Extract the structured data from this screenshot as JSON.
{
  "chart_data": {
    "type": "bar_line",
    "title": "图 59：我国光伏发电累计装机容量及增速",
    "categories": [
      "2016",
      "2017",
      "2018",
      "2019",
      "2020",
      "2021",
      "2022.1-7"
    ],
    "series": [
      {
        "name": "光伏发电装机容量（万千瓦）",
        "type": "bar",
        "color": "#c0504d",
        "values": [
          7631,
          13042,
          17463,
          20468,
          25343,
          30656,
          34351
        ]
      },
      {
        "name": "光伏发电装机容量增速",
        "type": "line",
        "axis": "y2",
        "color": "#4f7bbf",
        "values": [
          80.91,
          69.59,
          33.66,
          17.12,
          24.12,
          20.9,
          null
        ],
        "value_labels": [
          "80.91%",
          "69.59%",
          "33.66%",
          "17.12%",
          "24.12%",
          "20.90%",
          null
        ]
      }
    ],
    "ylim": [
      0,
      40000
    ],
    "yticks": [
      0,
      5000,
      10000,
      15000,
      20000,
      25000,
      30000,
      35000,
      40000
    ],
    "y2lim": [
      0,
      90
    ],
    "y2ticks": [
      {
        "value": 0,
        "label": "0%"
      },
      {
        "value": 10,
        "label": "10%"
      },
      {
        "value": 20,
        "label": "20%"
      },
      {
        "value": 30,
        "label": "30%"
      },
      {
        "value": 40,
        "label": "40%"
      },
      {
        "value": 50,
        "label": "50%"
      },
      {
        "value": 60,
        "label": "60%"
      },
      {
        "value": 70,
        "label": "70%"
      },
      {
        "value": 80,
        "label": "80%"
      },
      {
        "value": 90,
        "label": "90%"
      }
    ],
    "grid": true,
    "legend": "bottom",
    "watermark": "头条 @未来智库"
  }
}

════════

__PROBLEM DESCRIPTION__: Please restate the data word for word, every record included.

__RESPONSE FOR THIS EXERCISE__:
Extract the structured data from this screenshot as JSON.
{
  "chart_data": {
    "type": "bar_line",
    "title": "图 59：我国光伏发电累计装机容量及增速",
    "categories": [
      "2016",
      "2017",
      "2018",
      "2019",
      "2020",
      "2021",
      "2022.1-7"
    ],
    "series": [
      {
        "name": "光伏发电装机容量（万千瓦）",
        "type": "bar",
        "color": "#c0504d",
        "values": [
          7631,
          13042,
          17463,
          20468,
          25343,
          30656,
          34351
        ]
      },
      {
        "name": "光伏发电装机容量增速",
        "type": "line",
        "axis": "y2",
        "color": "#4f7bbf",
        "values": [
          80.91,
          69.59,
          33.66,
          17.12,
          24.12,
          20.9,
          null
        ],
        "value_labels": [
          "80.91%",
          "69.59%",
          "33.66%",
          "17.12%",
          "24.12%",
          "20.90%",
          null
        ]
      }
    ],
    "ylim": [
      0,
      40000
    ],
    "yticks": [
      0,
      5000,
      10000,
      15000,
      20000,
      25000,
      30000,
      35000,
      40000
    ],
    "y2lim": [
      0,
      90
    ],
    "y2ticks": [
      {
        "value": 0,
        "label": "0%"
      },
      {
        "value": 10,
        "label": "10%"
      },
      {
        "value": 20,
        "label": "20%"
      },
      {
        "value": 30,
        "label": "30%"
      },
      {
        "value": 40,
        "label": "40%"
      },
      {
        "value": 50,
        "label": "50%"
      },
      {
        "value": 60,
        "label": "60%"
      },
      {
        "value": 70,
        "label": "70%"
      },
      {
        "value": 80,
        "label": "80%"
      },
      {
        "value": 90,
        "label": "90%"
      }
    ],
    "grid": true,
    "legend": "bottom",
    "watermark": "头条 @未来智库"
  }
}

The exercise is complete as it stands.